## Work required
Return the whole listing, line for line, without the pictures in it.

===== Data entries =====

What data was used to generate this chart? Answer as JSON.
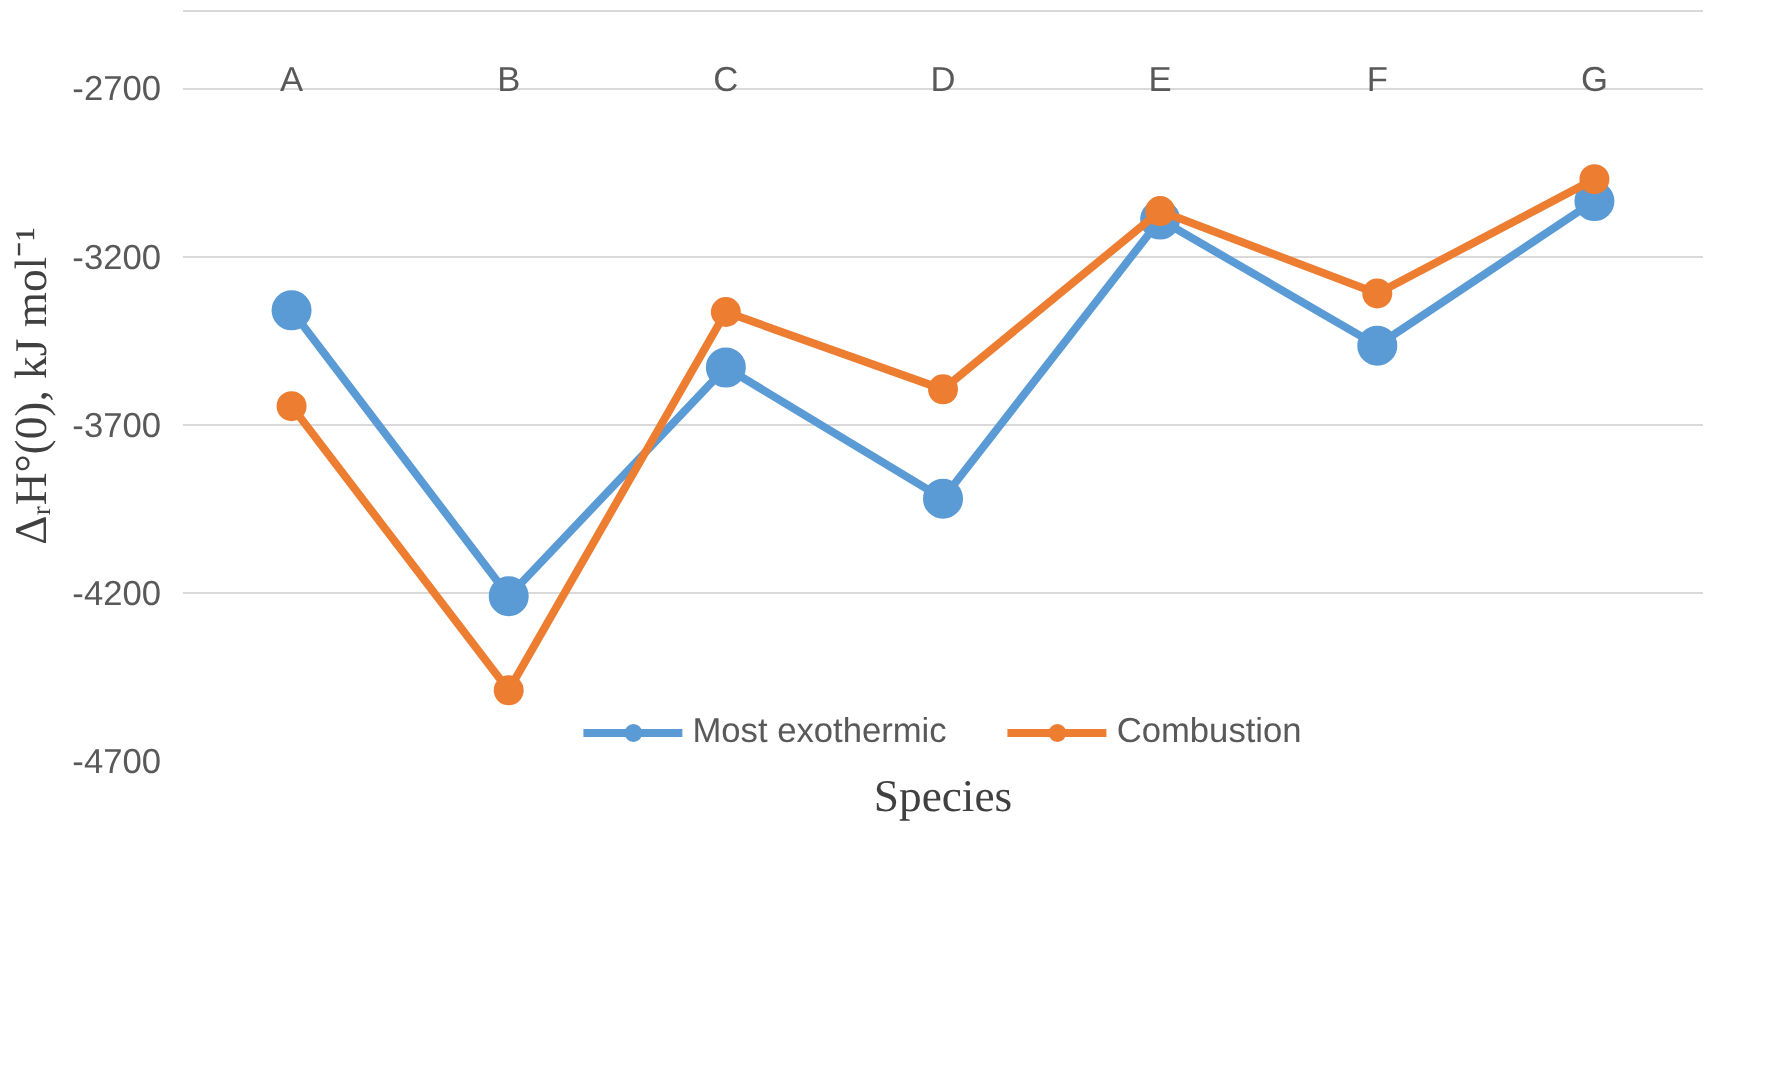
{
  "chart_data": {
    "type": "line",
    "xlabel": "Species",
    "ylabel": "ΔᵣH°(0), kJ mol⁻¹",
    "categories": [
      "A",
      "B",
      "C",
      "D",
      "E",
      "F",
      "G"
    ],
    "series": [
      {
        "name": "Most exothermic",
        "color": "#5b9bd5",
        "values": [
          -3360,
          -4210,
          -3530,
          -3920,
          -3090,
          -3465,
          -3035
        ]
      },
      {
        "name": "Combustion",
        "color": "#ed7d31",
        "values": [
          -3645,
          -4490,
          -3365,
          -3595,
          -3065,
          -3310,
          -2970
        ]
      }
    ],
    "ylim": [
      -4700,
      -2470
    ],
    "yticks": [
      -4700,
      -4200,
      -3700,
      -3200,
      -2700
    ],
    "grid": "y",
    "legend": "bottom",
    "marker": "circle",
    "line_style": "solid"
  }
}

=====

## Solution for this problem
What data was used to generate this chart? Answer as JSON.
{
  "chart_data": {
    "type": "line",
    "xlabel": "Species",
    "ylabel": "ΔᵣH°(0), kJ mol⁻¹",
    "categories": [
      "A",
      "B",
      "C",
      "D",
      "E",
      "F",
      "G"
    ],
    "series": [
      {
        "name": "Most exothermic",
        "color": "#5b9bd5",
        "values": [
          -3360,
          -4210,
          -3530,
          -3920,
          -3090,
          -3465,
          -3035
        ]
      },
      {
        "name": "Combustion",
        "color": "#ed7d31",
        "values": [
          -3645,
          -4490,
          -3365,
          -3595,
          -3065,
          -3310,
          -2970
        ]
      }
    ],
    "ylim": [
      -4700,
      -2470
    ],
    "yticks": [
      -4700,
      -4200,
      -3700,
      -3200,
      -2700
    ],
    "grid": "y",
    "legend": "bottom",
    "marker": "circle",
    "line_style": "solid"
  }
}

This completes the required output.